Problem description
Reproduce the records below exactly, leaving out any pictures.

----

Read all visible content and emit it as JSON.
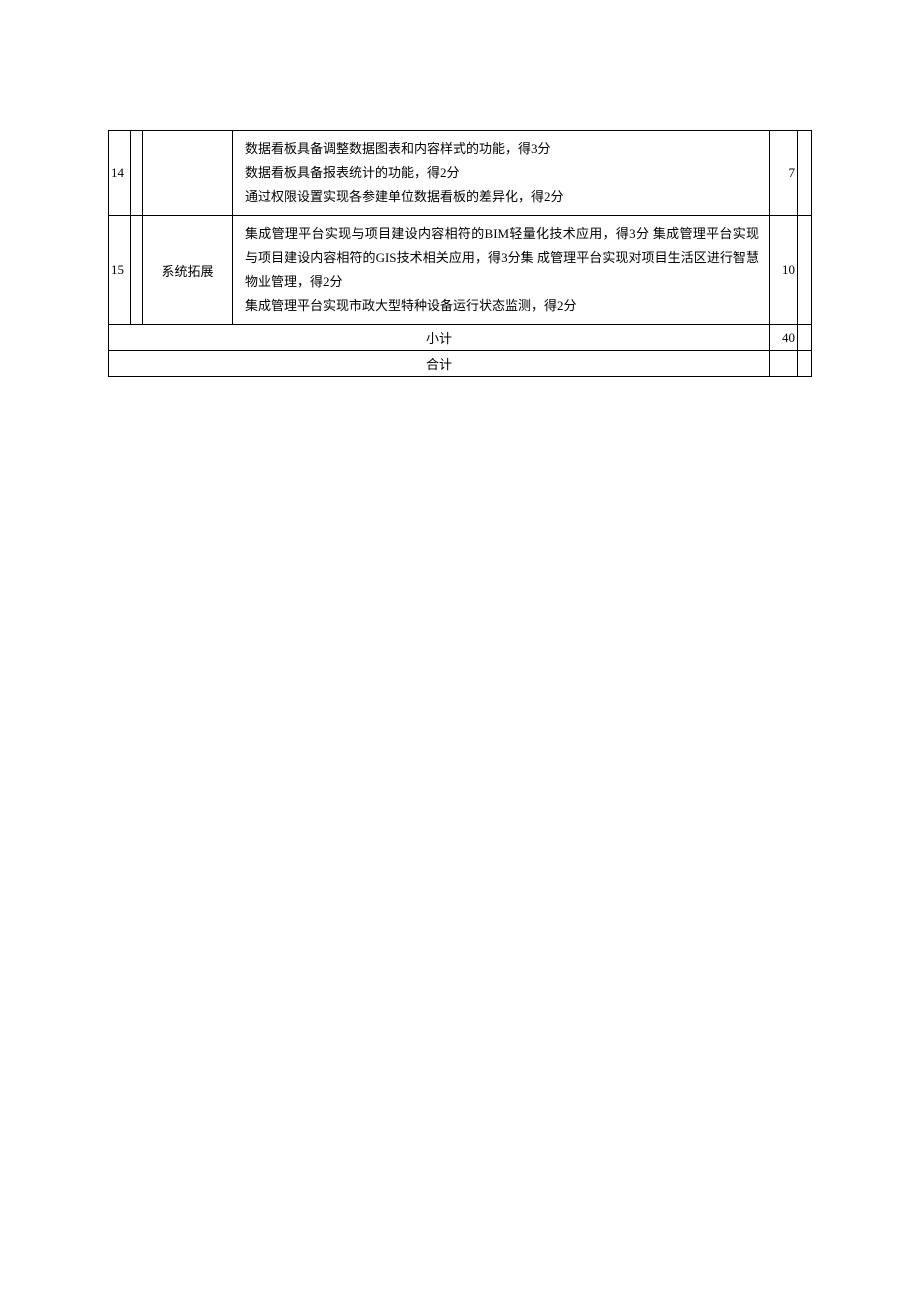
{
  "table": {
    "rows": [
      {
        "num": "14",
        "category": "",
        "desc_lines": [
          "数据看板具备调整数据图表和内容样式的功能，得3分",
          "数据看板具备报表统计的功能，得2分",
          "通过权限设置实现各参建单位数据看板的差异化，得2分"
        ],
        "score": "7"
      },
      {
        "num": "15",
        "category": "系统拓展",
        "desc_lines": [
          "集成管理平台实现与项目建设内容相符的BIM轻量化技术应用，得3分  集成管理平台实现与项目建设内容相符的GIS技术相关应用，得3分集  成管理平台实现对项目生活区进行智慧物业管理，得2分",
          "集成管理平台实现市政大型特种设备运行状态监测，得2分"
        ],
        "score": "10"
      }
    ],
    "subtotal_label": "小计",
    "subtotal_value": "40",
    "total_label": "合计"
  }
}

----

Task result
Read all visible content and emit it as JSON.
{
  "table": {
    "rows": [
      {
        "num": "14",
        "category": "",
        "desc_lines": [
          "数据看板具备调整数据图表和内容样式的功能，得3分",
          "数据看板具备报表统计的功能，得2分",
          "通过权限设置实现各参建单位数据看板的差异化，得2分"
        ],
        "score": "7"
      },
      {
        "num": "15",
        "category": "系统拓展",
        "desc_lines": [
          "集成管理平台实现与项目建设内容相符的BIM轻量化技术应用，得3分  集成管理平台实现与项目建设内容相符的GIS技术相关应用，得3分集  成管理平台实现对项目生活区进行智慧物业管理，得2分",
          "集成管理平台实现市政大型特种设备运行状态监测，得2分"
        ],
        "score": "10"
      }
    ],
    "subtotal_label": "小计",
    "subtotal_value": "40",
    "total_label": "合计"
  }
}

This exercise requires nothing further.